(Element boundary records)
****************************************

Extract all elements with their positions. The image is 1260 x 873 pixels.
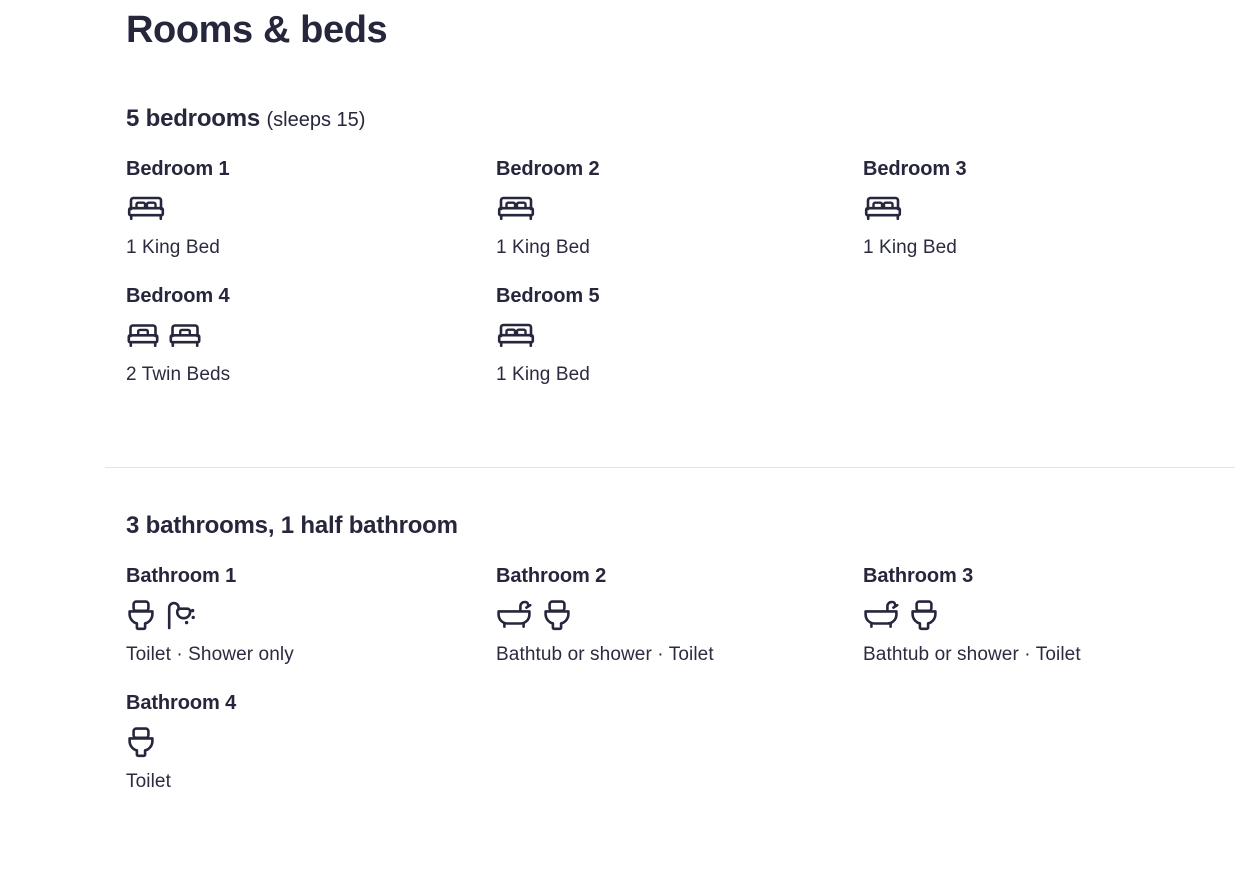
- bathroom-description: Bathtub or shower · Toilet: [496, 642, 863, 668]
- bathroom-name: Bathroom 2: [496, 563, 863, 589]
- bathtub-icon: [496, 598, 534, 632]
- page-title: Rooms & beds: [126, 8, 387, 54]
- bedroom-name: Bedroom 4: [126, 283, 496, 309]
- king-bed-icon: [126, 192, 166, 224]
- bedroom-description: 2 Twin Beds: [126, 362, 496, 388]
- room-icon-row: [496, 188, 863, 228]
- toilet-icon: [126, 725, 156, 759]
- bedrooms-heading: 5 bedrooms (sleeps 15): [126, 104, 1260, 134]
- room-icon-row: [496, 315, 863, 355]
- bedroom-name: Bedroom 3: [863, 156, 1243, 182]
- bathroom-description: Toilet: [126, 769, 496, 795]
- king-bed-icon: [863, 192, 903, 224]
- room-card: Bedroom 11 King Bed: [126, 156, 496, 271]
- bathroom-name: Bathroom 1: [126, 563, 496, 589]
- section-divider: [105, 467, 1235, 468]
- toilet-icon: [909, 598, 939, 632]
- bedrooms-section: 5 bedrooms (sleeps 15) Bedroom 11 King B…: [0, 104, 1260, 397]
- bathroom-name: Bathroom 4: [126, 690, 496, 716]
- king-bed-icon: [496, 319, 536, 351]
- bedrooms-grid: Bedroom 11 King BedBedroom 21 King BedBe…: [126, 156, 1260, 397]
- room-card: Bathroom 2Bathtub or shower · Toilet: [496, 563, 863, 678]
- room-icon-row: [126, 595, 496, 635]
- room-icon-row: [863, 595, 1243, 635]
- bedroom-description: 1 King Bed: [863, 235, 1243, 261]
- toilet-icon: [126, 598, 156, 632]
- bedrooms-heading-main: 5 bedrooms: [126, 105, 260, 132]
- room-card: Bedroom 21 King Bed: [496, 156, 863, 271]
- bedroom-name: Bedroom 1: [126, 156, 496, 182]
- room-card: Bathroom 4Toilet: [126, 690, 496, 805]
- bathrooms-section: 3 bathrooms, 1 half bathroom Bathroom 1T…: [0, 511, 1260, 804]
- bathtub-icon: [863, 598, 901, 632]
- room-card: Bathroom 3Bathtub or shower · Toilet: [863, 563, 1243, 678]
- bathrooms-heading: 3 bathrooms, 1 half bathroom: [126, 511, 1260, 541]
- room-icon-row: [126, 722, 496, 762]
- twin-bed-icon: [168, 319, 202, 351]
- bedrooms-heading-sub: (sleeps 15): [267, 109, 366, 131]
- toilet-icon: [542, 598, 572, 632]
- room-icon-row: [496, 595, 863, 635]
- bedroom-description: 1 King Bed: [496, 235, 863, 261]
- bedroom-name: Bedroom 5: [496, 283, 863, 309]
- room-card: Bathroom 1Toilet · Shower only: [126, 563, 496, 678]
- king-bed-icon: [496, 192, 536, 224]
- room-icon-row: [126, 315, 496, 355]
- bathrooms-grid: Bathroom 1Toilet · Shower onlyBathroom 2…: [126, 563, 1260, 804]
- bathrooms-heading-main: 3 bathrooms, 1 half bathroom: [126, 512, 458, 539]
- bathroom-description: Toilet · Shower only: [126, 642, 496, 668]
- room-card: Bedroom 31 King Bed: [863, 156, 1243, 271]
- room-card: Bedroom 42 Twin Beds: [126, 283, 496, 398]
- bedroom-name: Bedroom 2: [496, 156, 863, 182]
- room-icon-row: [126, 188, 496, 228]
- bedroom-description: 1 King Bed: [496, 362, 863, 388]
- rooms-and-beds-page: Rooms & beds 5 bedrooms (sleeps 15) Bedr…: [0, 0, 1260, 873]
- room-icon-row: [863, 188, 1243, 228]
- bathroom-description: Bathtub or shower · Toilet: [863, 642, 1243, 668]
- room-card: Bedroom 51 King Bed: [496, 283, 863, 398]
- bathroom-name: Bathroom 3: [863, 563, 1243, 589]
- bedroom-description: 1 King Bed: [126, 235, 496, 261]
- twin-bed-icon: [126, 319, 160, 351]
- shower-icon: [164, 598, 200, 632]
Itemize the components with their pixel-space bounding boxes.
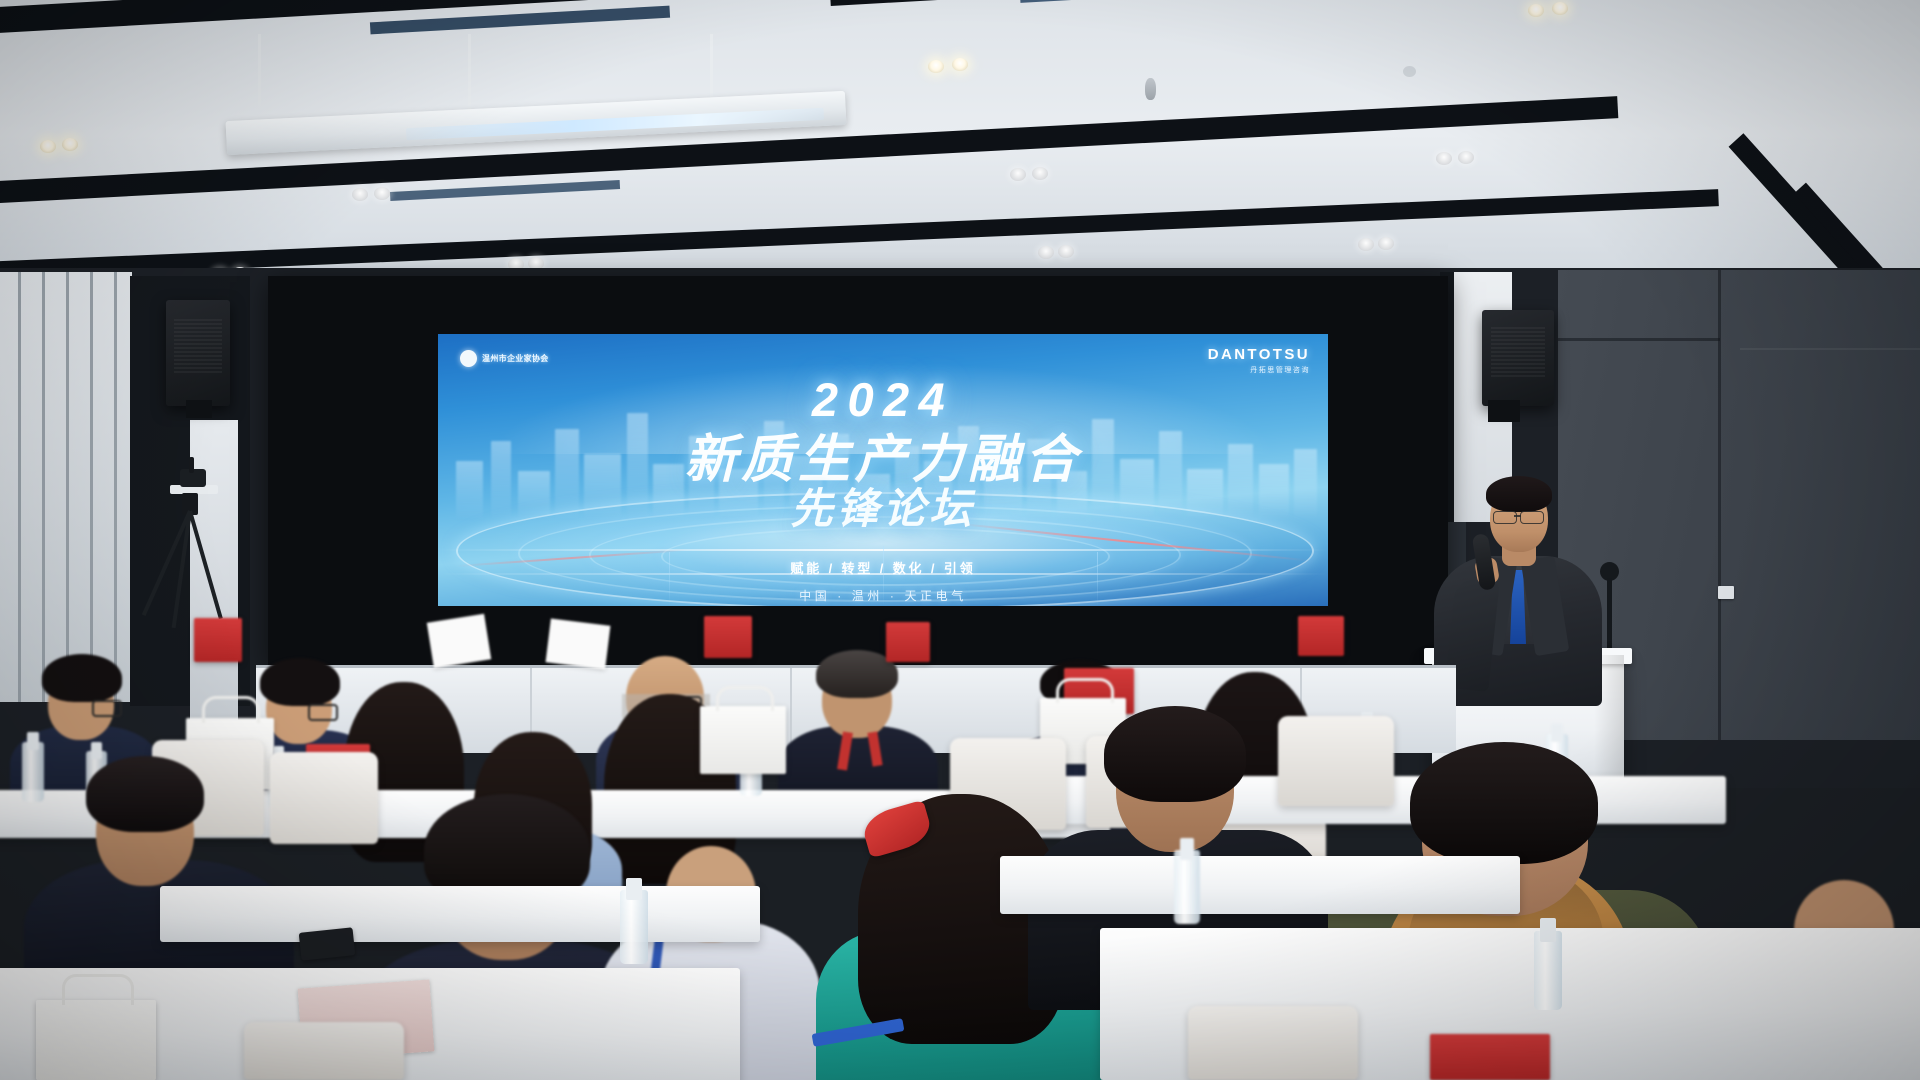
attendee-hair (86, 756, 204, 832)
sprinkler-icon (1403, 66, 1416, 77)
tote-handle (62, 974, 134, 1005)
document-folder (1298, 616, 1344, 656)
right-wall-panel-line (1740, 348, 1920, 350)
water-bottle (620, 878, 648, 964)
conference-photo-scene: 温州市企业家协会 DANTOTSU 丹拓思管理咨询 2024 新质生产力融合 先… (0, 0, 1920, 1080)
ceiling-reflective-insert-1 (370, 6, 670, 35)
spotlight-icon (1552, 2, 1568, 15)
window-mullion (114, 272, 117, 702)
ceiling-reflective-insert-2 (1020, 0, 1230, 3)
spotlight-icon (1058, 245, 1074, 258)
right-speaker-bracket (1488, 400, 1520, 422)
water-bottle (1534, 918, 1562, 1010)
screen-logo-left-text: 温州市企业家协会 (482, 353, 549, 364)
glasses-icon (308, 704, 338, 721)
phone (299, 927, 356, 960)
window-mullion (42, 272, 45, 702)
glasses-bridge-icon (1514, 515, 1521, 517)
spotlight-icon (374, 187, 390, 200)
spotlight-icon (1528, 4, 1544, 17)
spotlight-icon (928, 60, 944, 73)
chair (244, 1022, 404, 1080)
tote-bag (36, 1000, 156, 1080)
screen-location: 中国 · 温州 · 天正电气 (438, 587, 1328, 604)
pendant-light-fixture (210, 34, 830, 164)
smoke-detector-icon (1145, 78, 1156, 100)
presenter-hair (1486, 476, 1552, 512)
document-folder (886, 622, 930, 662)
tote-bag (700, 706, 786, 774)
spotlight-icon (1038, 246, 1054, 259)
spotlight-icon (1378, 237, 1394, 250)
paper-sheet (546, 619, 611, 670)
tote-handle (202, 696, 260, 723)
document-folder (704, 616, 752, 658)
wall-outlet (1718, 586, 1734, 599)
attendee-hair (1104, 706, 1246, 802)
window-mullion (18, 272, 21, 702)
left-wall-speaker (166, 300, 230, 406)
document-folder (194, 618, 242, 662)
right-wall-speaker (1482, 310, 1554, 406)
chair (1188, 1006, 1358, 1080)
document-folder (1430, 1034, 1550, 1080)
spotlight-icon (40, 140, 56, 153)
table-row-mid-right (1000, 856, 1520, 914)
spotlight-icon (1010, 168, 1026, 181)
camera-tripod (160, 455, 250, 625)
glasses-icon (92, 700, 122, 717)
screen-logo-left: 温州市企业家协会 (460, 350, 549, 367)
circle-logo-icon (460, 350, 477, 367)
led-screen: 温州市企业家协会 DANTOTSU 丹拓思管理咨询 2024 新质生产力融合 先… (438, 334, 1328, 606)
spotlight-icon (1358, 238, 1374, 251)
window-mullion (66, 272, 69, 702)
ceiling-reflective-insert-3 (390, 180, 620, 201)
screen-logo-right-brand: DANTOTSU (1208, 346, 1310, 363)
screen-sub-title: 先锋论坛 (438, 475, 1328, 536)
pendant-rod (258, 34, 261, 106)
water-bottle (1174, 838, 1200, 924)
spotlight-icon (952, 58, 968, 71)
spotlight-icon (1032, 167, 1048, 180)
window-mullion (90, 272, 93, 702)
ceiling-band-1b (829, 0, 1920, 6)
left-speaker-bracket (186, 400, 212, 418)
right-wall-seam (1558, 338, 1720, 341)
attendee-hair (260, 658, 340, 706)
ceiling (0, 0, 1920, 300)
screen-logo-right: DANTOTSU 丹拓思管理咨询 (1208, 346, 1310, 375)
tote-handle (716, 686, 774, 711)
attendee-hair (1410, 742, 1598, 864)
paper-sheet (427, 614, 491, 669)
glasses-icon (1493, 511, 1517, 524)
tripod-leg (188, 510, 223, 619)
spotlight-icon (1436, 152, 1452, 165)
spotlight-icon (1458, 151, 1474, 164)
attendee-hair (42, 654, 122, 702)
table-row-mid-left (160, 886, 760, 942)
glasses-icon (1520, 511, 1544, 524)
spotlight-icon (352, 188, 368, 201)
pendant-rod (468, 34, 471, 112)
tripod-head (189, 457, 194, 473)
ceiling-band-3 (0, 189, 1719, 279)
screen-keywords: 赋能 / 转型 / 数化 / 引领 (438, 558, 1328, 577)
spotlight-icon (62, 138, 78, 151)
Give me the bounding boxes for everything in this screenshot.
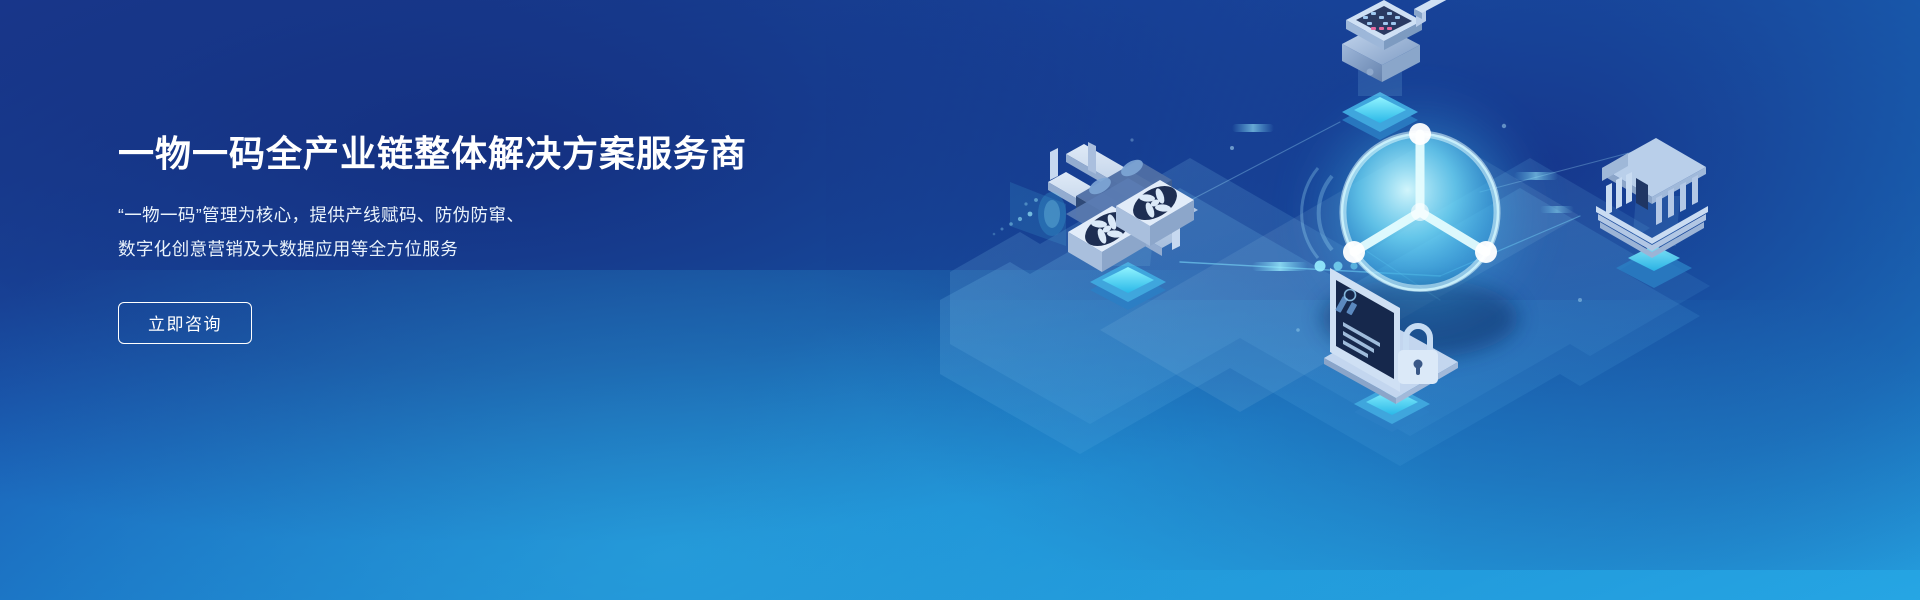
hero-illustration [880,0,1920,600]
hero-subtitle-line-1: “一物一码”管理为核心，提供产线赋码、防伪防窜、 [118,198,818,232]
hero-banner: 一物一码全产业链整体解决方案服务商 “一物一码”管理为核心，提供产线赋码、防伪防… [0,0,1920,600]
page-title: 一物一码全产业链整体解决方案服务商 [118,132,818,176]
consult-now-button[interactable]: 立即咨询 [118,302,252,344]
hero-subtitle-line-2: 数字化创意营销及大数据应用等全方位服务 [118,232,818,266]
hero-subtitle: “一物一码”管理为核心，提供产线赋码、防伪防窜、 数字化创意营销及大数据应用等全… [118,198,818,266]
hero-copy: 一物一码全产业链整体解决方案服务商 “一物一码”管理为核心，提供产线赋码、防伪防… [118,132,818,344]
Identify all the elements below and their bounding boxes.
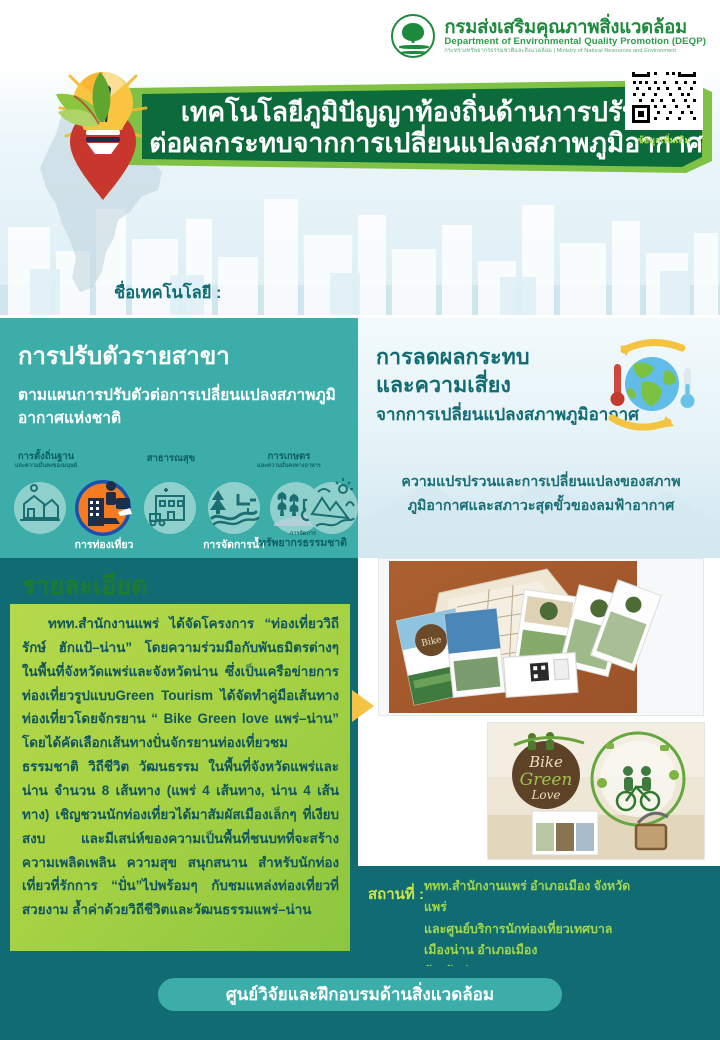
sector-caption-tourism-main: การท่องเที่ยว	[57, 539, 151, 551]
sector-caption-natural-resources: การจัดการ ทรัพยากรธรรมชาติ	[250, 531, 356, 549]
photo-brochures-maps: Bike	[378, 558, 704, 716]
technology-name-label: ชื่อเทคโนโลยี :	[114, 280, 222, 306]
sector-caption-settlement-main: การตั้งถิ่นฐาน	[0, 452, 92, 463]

****************************************

▶ [SHORT EXERCISE]: Edit the lines of the records from the one containing "539, 151, 551]" through the end of the records, replacing "Bike" with "Bicycle" and leaving everything else unchanged.

▶ [SOLUTION TO THIS TASK]:
sector-caption-tourism-main: การท่องเที่ยว	[57, 539, 151, 551]
sector-caption-natural-resources: การจัดการ ทรัพยากรธรรมชาติ	[250, 531, 356, 549]
photo-brochures-maps: Bicycle	[378, 558, 704, 716]
technology-name-label: ชื่อเทคโนโลยี :	[114, 280, 222, 306]
sector-caption-settlement-main: การตั้งถิ่นฐาน	[0, 452, 92, 463]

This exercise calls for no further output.